[Start]
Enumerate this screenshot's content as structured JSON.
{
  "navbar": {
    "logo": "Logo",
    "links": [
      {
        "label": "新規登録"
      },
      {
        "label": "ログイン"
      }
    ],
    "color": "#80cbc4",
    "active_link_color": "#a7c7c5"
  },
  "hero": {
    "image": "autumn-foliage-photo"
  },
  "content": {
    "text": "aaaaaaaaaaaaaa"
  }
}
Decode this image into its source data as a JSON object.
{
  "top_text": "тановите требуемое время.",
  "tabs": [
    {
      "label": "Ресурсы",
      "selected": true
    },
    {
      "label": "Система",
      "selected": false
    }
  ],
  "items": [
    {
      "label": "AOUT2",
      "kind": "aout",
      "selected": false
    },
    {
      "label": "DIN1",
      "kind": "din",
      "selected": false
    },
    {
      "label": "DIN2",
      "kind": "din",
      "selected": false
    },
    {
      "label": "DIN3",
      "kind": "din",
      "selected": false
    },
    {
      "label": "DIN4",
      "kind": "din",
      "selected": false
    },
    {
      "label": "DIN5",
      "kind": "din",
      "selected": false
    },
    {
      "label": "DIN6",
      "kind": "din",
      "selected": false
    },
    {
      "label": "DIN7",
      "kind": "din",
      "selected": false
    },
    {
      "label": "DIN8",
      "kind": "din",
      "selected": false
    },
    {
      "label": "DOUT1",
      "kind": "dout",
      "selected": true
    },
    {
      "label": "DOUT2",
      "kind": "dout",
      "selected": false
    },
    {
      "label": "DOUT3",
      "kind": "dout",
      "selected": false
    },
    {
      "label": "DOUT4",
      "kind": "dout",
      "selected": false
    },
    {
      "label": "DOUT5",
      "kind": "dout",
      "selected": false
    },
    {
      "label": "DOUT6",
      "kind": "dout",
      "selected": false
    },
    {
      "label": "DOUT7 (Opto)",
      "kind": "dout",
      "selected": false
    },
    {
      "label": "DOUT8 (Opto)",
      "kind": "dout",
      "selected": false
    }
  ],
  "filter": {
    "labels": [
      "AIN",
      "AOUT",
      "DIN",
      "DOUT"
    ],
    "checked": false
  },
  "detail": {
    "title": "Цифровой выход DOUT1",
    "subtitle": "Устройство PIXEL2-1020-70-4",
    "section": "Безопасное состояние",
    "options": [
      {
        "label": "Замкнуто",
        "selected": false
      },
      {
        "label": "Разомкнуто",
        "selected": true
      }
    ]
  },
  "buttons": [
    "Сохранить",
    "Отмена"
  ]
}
[End]
REQUIREMENTS: Reproduce each line of the material above precisely.

COMPLETE OUTPUT:
Enumerate this screenshot's content as structured JSON.
{
  "navbar": {
    "logo": "Logo",
    "links": [
      {
        "label": "新規登録"
      },
      {
        "label": "ログイン"
      }
    ],
    "color": "#80cbc4",
    "active_link_color": "#a7c7c5"
  },
  "hero": {
    "image": "autumn-foliage-photo"
  },
  "content": {
    "text": "aaaaaaaaaaaaaa"
  }
}
Decode this image into its source data as a JSON object.
{
  "top_text": "тановите требуемое время.",
  "tabs": [
    {
      "label": "Ресурсы",
      "selected": true
    },
    {
      "label": "Система",
      "selected": false
    }
  ],
  "items": [
    {
      "label": "AOUT2",
      "kind": "aout",
      "selected": false
    },
    {
      "label": "DIN1",
      "kind": "din",
      "selected": false
    },
    {
      "label": "DIN2",
      "kind": "din",
      "selected": false
    },
    {
      "label": "DIN3",
      "kind": "din",
      "selected": false
    },
    {
      "label": "DIN4",
      "kind": "din",
      "selected": false
    },
    {
      "label": "DIN5",
      "kind": "din",
      "selected": false
    },
    {
      "label": "DIN6",
      "kind": "din",
      "selected": false
    },
    {
      "label": "DIN7",
      "kind": "din",
      "selected": false
    },
    {
      "label": "DIN8",
      "kind": "din",
      "selected": false
    },
    {
      "label": "DOUT1",
      "kind": "dout",
      "selected": true
    },
    {
      "label": "DOUT2",
      "kind": "dout",
      "selected": false
    },
    {
      "label": "DOUT3",
      "kind": "dout",
      "selected": false
    },
    {
      "label": "DOUT4",
      "kind": "dout",
      "selected": false
    },
    {
      "label": "DOUT5",
      "kind": "dout",
      "selected": false
    },
    {
      "label": "DOUT6",
      "kind": "dout",
      "selected": false
    },
    {
      "label": "DOUT7 (Opto)",
      "kind": "dout",
      "selected": false
    },
    {
      "label": "DOUT8 (Opto)",
      "kind": "dout",
      "selected": false
    }
  ],
  "filter": {
    "labels": [
      "AIN",
      "AOUT",
      "DIN",
      "DOUT"
    ],
    "checked": false
  },
  "detail": {
    "title": "Цифровой выход DOUT1",
    "subtitle": "Устройство PIXEL2-1020-70-4",
    "section": "Безопасное состояние",
    "options": [
      {
        "label": "Замкнуто",
        "selected": false
      },
      {
        "label": "Разомкнуто",
        "selected": true
      }
    ]
  },
  "buttons": [
    "Сохранить",
    "Отмена"
  ]
}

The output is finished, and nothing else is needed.